PROVIDED INFORMATION:
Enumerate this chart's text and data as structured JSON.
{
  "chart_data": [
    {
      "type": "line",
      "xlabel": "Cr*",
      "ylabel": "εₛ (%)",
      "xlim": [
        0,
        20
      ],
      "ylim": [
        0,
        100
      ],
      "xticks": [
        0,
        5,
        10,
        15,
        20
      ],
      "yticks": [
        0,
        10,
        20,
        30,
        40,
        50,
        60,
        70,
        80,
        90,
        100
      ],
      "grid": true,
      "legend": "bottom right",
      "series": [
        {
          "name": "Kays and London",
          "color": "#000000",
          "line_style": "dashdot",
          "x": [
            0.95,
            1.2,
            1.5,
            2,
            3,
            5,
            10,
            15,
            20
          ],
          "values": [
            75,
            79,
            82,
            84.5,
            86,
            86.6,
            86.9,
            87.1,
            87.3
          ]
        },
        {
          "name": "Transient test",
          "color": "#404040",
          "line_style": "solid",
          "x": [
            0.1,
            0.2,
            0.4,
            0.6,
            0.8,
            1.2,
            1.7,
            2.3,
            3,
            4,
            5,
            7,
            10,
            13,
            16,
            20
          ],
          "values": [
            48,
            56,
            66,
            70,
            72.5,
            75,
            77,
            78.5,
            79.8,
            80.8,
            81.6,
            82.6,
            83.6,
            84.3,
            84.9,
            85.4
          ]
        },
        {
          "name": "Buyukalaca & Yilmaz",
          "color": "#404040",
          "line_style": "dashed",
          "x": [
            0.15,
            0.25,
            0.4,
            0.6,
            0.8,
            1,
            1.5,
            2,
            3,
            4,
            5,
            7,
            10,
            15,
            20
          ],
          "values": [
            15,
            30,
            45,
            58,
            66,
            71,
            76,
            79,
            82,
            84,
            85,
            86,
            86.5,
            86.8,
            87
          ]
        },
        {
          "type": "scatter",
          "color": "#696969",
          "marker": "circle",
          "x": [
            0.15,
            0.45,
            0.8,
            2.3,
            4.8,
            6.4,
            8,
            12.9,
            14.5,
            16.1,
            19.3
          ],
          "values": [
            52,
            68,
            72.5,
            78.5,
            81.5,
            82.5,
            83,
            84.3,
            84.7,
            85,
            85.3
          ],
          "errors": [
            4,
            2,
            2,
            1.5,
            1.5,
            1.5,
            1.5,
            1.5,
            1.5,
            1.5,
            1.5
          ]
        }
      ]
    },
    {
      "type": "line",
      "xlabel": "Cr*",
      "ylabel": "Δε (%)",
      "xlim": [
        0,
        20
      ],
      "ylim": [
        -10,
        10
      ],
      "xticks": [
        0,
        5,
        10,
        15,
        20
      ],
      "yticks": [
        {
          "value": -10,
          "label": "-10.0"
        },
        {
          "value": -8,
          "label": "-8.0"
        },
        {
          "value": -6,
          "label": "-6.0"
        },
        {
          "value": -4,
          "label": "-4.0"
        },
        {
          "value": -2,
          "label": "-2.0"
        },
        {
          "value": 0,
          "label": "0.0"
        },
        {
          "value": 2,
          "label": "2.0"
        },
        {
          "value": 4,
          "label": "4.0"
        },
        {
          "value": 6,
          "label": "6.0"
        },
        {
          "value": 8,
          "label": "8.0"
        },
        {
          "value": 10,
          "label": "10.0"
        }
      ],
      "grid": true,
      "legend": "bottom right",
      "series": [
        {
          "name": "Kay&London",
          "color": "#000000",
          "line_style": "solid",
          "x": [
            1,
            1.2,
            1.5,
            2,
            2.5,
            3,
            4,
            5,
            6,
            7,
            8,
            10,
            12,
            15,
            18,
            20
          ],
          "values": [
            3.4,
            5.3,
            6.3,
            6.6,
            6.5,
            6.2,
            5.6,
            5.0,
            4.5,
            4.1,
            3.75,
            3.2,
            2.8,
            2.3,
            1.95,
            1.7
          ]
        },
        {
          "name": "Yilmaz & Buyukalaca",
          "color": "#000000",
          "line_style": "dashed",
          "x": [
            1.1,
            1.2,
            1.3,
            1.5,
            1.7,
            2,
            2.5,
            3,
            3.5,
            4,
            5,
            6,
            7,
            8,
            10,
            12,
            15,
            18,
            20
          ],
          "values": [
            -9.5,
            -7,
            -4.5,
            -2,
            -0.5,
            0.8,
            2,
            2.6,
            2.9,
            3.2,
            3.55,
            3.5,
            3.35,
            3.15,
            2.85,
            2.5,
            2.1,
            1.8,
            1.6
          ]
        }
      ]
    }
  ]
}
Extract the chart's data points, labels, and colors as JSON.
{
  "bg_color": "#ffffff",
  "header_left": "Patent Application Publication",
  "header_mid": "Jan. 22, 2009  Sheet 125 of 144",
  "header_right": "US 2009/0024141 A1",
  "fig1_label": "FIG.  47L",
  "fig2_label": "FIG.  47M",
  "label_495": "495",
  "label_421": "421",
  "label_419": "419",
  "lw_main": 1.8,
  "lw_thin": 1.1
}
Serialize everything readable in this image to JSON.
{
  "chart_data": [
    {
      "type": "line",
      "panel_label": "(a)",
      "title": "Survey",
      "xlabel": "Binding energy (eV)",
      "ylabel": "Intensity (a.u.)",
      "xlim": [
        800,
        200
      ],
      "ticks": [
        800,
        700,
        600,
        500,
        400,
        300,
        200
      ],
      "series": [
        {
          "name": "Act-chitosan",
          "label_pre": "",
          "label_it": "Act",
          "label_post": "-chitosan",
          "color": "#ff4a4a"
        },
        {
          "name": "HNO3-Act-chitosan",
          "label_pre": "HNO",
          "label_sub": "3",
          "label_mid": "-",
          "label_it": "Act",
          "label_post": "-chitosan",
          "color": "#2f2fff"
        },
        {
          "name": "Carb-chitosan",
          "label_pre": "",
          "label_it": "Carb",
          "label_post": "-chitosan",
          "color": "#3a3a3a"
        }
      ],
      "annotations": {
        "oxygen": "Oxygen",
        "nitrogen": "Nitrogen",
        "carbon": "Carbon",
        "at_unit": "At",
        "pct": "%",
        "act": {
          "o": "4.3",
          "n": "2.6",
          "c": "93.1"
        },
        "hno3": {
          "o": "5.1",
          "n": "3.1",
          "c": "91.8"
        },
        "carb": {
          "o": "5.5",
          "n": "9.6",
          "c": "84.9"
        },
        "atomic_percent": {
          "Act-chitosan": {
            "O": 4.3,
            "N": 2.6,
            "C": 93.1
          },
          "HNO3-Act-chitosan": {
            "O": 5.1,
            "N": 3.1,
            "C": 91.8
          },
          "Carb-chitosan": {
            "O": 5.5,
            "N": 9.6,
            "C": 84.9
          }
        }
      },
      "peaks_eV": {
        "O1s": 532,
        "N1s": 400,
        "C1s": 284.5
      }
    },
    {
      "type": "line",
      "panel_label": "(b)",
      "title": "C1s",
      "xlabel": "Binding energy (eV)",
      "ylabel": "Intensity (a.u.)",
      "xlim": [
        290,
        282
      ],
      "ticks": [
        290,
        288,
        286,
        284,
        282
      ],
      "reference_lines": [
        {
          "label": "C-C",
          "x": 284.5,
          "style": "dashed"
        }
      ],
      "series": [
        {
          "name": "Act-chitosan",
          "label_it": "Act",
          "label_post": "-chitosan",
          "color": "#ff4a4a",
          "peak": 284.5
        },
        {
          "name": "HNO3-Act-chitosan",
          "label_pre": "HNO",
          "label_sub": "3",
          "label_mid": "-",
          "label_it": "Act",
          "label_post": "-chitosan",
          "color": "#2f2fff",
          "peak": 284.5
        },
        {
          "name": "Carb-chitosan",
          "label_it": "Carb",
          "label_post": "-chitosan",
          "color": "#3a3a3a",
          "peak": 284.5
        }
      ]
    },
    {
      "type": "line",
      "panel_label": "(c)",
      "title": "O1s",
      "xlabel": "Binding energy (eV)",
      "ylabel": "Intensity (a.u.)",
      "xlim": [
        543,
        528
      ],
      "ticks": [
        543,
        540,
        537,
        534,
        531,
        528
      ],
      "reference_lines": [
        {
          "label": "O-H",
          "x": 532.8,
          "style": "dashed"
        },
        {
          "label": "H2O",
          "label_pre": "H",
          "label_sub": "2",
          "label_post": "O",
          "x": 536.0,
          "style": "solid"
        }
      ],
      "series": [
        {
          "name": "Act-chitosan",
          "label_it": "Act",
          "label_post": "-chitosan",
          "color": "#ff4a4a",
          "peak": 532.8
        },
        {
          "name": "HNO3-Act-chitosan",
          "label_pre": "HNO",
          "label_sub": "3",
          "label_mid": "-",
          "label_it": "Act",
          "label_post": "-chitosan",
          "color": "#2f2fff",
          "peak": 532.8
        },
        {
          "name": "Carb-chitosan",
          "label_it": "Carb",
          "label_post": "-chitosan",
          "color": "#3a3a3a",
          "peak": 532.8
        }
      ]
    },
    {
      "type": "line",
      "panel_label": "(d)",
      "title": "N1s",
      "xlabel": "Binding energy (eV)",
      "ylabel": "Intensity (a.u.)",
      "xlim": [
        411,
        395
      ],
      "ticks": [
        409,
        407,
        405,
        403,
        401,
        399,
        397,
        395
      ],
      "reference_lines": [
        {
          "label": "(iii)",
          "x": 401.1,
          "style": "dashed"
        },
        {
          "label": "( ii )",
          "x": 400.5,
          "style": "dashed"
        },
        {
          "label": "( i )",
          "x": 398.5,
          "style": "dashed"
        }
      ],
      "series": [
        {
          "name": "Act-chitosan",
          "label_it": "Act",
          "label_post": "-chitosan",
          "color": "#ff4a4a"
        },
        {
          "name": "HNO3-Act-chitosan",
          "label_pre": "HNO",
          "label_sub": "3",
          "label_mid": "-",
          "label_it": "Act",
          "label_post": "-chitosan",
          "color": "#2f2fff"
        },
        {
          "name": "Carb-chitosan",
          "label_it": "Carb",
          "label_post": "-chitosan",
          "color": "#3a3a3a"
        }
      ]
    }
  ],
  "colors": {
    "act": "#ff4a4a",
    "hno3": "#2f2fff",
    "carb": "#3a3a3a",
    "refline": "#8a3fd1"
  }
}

THE TASK: Above are the entries; count how many of their lines contain the word "title" and give only that number.

EXERCISE SOLUTION: 4